→ The request:
Rewrite the items from the start through the line containing "- reply-separator: ·: [419, 172, 424, 189]", inclusive, with "thread-line-top" changed to "thread-line-upper" and nothing else altered.

---*---

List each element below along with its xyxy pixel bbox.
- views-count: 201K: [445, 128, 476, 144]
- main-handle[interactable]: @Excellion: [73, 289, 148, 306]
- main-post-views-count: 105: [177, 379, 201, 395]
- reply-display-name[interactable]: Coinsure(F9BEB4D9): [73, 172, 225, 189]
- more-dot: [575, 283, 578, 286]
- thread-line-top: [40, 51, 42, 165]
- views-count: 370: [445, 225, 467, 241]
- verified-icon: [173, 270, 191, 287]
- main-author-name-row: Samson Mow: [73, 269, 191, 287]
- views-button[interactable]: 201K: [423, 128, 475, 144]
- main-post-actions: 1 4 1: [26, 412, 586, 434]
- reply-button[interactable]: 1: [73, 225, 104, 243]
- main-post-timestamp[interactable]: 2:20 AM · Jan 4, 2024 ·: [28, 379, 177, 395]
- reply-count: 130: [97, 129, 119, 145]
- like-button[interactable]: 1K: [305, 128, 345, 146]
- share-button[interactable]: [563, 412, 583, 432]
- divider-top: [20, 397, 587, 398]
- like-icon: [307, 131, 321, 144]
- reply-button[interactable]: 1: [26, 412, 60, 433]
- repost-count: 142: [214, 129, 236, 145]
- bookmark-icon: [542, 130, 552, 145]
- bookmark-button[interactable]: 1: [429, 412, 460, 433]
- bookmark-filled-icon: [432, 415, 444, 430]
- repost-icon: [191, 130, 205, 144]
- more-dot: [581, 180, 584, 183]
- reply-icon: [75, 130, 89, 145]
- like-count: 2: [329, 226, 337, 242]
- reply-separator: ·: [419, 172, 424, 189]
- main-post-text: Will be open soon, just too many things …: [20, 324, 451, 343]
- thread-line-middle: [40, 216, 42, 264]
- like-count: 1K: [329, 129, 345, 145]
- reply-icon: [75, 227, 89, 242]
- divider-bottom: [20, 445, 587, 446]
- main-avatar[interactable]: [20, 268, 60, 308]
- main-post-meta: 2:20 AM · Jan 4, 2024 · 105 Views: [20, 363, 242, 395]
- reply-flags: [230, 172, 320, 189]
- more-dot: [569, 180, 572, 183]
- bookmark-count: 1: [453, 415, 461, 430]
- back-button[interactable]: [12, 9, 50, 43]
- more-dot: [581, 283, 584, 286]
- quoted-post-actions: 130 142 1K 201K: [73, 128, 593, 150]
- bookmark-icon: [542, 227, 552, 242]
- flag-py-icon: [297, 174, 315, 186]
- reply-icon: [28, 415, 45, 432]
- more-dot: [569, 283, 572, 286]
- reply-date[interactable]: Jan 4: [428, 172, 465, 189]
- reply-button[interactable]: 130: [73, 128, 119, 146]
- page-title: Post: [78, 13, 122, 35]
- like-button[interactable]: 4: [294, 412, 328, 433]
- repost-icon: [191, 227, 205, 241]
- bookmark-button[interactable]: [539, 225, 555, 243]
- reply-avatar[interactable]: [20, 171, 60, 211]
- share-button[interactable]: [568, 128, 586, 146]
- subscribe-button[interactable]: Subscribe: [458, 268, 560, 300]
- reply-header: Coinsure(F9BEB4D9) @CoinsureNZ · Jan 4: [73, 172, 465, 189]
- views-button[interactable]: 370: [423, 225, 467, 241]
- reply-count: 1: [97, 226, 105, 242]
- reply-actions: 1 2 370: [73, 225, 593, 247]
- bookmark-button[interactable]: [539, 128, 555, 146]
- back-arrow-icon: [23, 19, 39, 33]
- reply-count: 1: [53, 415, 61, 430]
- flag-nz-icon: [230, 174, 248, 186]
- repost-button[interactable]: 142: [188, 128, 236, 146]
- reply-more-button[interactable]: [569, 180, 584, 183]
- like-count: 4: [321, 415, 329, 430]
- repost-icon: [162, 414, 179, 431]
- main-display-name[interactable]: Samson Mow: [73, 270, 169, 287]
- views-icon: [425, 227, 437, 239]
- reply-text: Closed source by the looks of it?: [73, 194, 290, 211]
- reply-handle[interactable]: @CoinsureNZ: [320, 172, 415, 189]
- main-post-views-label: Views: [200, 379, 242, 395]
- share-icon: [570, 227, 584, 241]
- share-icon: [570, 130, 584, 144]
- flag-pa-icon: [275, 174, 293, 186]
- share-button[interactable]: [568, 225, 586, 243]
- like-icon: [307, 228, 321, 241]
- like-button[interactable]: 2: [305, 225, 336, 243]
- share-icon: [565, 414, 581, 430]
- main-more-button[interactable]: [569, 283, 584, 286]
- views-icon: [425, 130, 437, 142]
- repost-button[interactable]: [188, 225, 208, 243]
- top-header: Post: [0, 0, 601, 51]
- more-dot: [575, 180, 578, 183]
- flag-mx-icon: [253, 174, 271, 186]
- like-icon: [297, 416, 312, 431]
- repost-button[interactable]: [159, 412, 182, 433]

---*---

→ Correct response:
List each element below along with its xyxy pixel bbox.
- views-count: 201K: [445, 128, 476, 144]
- main-handle[interactable]: @Excellion: [73, 289, 148, 306]
- main-post-views-count: 105: [177, 379, 201, 395]
- reply-display-name[interactable]: Coinsure(F9BEB4D9): [73, 172, 225, 189]
- more-dot: [575, 283, 578, 286]
- thread-line-upper: [40, 51, 42, 165]
- views-count: 370: [445, 225, 467, 241]
- verified-icon: [173, 270, 191, 287]
- main-author-name-row: Samson Mow: [73, 269, 191, 287]
- views-button[interactable]: 201K: [423, 128, 475, 144]
- main-post-actions: 1 4 1: [26, 412, 586, 434]
- reply-button[interactable]: 1: [73, 225, 104, 243]
- main-post-timestamp[interactable]: 2:20 AM · Jan 4, 2024 ·: [28, 379, 177, 395]
- reply-count: 130: [97, 129, 119, 145]
- like-button[interactable]: 1K: [305, 128, 345, 146]
- share-button[interactable]: [563, 412, 583, 432]
- divider-top: [20, 397, 587, 398]
- like-icon: [307, 131, 321, 144]
- reply-button[interactable]: 1: [26, 412, 60, 433]
- repost-count: 142: [214, 129, 236, 145]
- bookmark-icon: [542, 130, 552, 145]
- bookmark-button[interactable]: 1: [429, 412, 460, 433]
- bookmark-filled-icon: [432, 415, 444, 430]
- repost-icon: [191, 130, 205, 144]
- more-dot: [581, 180, 584, 183]
- reply-icon: [75, 130, 89, 145]
- like-count: 2: [329, 226, 337, 242]
- reply-separator: ·: [419, 172, 424, 189]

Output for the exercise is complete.